=== WRITTEN EXERCISE ===
Check each line below for the word "HOÀNG" and give the number of lines that have it, nothing more.
** begin **
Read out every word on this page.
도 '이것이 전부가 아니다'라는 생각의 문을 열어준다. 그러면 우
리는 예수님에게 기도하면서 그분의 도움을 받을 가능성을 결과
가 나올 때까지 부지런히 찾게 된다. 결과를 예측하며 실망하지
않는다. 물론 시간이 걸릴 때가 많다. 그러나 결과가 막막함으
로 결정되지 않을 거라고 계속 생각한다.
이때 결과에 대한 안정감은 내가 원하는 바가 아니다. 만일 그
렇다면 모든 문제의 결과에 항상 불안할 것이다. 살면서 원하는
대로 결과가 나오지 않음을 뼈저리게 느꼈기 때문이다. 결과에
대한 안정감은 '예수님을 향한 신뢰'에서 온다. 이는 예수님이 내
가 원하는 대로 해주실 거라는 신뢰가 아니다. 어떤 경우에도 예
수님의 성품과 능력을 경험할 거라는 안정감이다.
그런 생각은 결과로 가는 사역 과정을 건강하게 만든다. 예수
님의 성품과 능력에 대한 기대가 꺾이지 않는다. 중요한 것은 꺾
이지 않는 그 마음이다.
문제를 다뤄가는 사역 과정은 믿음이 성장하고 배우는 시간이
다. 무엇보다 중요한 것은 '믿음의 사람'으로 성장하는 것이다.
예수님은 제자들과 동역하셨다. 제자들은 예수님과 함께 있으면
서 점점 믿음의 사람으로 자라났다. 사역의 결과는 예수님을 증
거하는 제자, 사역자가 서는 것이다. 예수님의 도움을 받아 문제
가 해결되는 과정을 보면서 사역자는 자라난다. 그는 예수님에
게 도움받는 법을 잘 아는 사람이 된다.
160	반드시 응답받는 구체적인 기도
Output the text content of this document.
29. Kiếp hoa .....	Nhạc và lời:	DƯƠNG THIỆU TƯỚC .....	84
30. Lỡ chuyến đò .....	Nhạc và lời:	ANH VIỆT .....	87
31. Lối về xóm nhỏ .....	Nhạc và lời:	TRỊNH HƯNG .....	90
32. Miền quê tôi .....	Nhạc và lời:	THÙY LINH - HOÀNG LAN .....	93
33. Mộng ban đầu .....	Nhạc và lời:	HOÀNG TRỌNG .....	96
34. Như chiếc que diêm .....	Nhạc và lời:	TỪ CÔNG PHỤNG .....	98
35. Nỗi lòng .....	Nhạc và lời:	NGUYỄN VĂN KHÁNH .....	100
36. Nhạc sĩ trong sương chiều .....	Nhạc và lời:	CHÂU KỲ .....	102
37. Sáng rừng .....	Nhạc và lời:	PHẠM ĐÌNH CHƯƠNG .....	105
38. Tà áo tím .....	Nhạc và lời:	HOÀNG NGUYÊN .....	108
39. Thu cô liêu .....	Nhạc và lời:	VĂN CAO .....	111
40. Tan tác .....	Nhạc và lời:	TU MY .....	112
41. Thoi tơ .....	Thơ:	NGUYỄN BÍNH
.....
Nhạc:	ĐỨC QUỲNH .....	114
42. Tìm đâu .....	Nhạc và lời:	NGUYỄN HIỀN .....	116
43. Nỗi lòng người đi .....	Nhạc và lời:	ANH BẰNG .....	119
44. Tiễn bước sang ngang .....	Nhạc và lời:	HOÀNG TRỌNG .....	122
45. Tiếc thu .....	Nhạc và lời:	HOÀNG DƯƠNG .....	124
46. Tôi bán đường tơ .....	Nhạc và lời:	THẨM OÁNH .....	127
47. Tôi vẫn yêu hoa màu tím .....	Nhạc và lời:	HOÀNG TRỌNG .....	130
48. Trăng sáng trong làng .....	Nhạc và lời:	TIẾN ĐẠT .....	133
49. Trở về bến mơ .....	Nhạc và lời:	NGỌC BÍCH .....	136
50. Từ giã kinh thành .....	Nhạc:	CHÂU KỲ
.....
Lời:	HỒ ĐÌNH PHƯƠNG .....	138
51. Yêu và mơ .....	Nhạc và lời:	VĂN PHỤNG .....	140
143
** end **
=== ANSWER FOR THIS EXERCISE ===
6